* _EXERCISE_
The result should be an exact copy of the data, free of pictures.

* _RECORDS FOR THIS TASK_
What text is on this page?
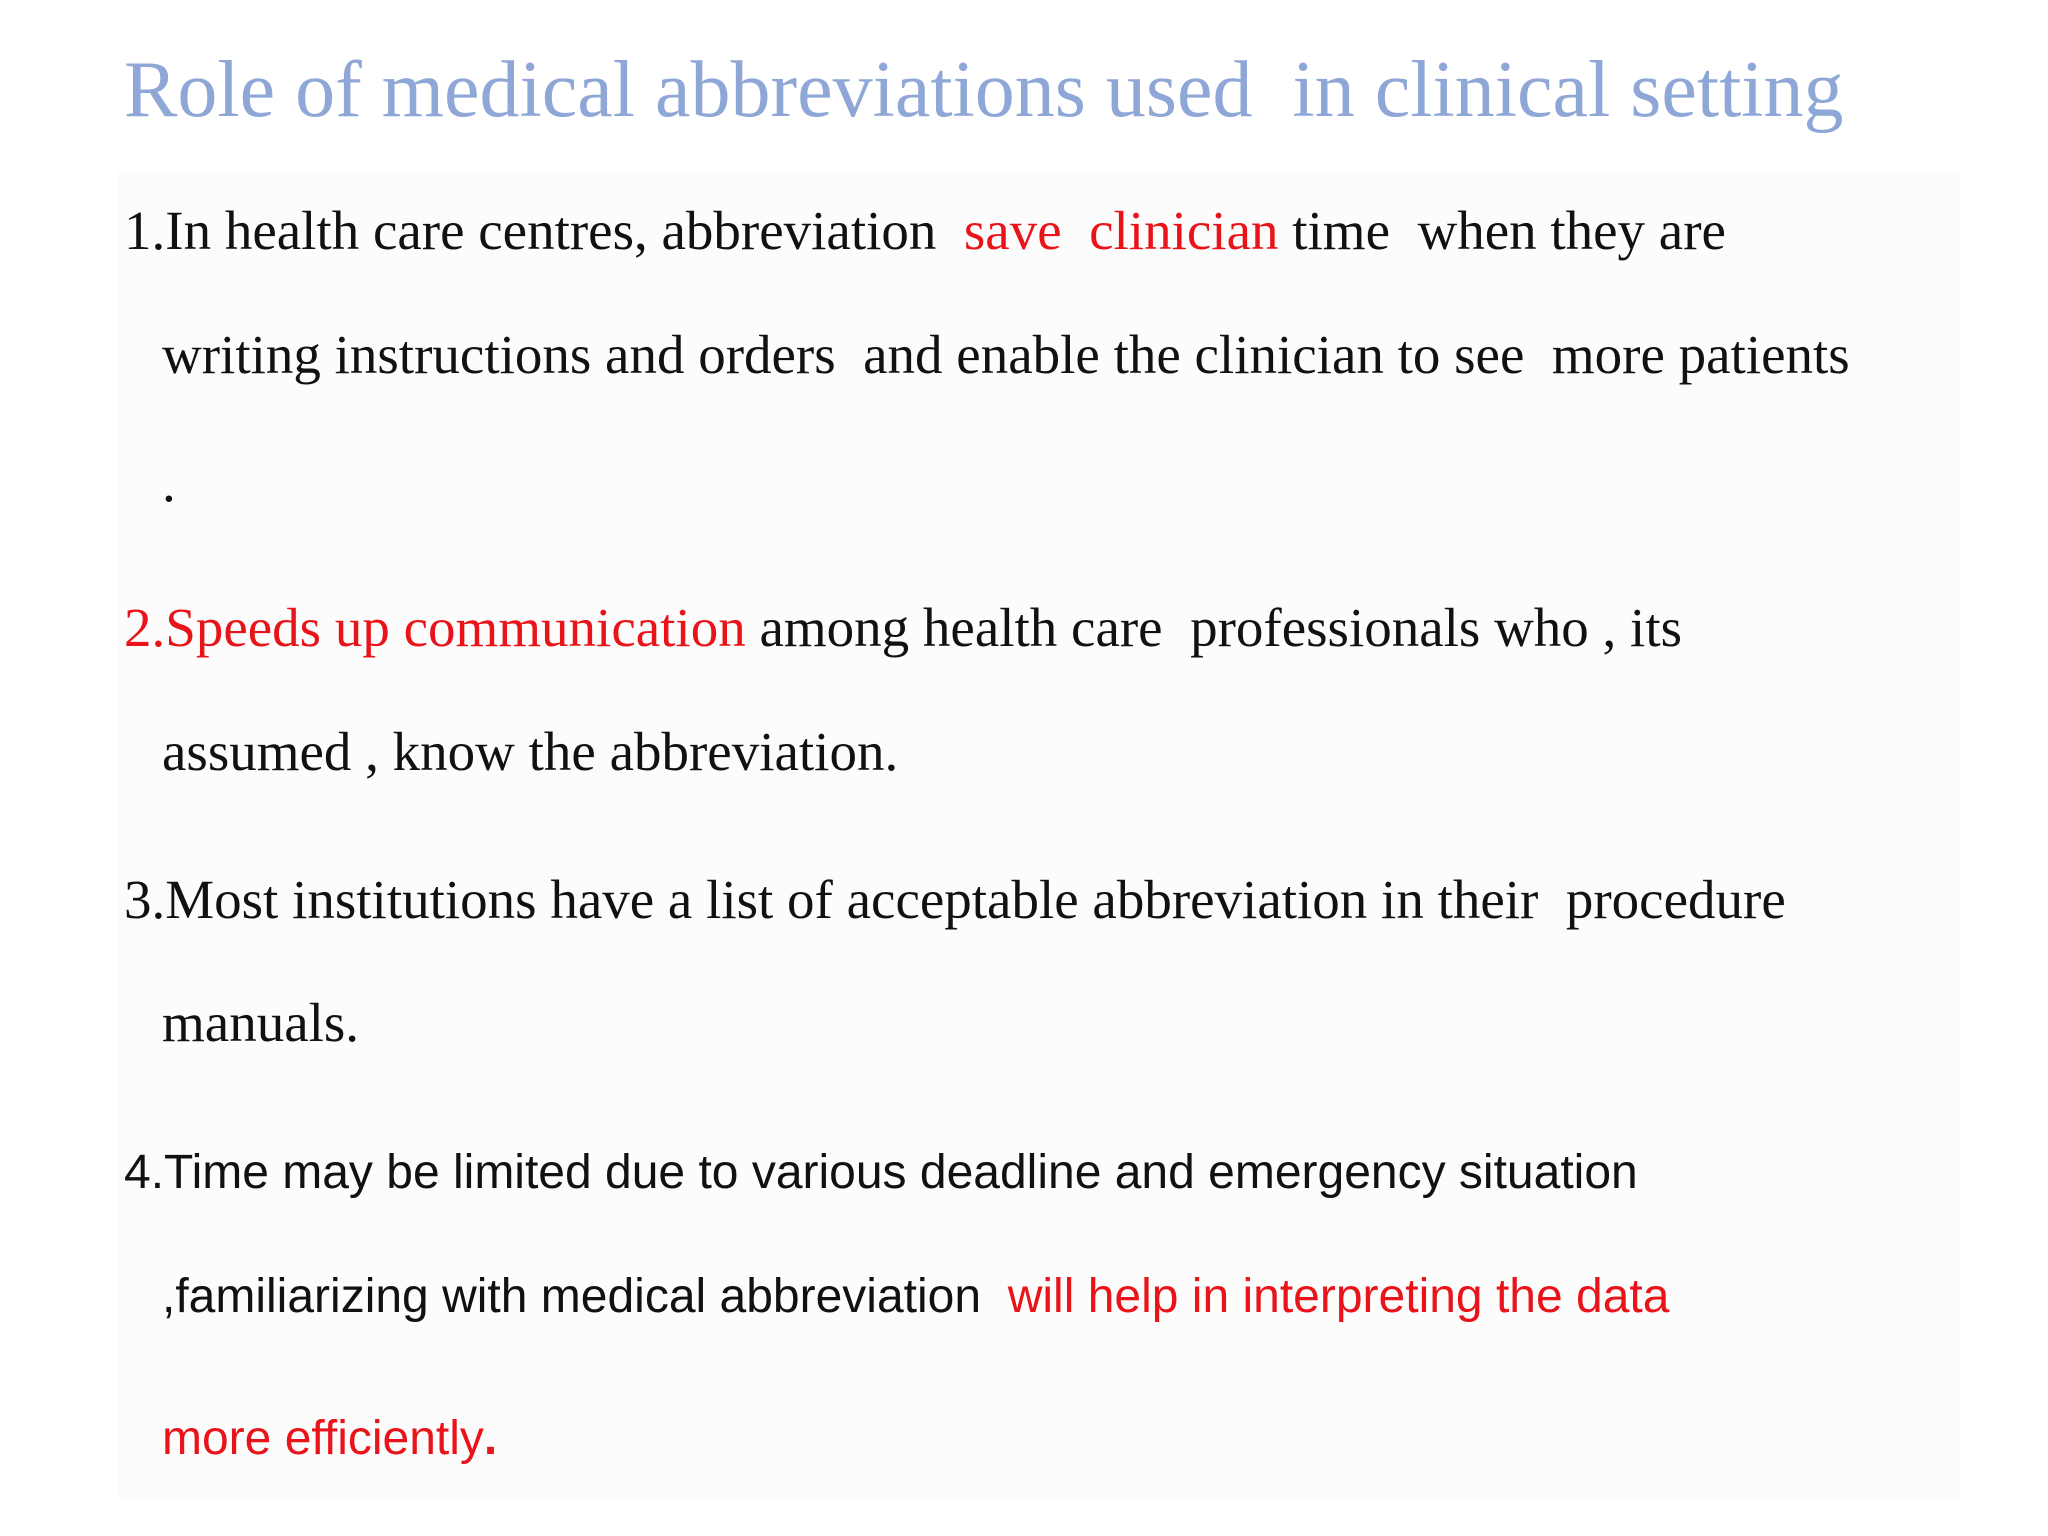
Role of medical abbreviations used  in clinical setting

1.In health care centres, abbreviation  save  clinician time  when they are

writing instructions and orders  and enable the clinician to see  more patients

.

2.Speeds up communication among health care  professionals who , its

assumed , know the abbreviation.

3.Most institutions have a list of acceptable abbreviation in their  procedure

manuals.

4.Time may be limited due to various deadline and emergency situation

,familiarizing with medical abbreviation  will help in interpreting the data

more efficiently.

* _OUTPUT BELOW_
What text is on this page?
Role of medical abbreviations used  in clinical setting

1.In health care centres, abbreviation  save  clinician time  when they are

writing instructions and orders  and enable the clinician to see  more patients

.

2.Speeds up communication among health care  professionals who , its

assumed , know the abbreviation.

3.Most institutions have a list of acceptable abbreviation in their  procedure

manuals.

4.Time may be limited due to various deadline and emergency situation

,familiarizing with medical abbreviation  will help in interpreting the data

more efficiently.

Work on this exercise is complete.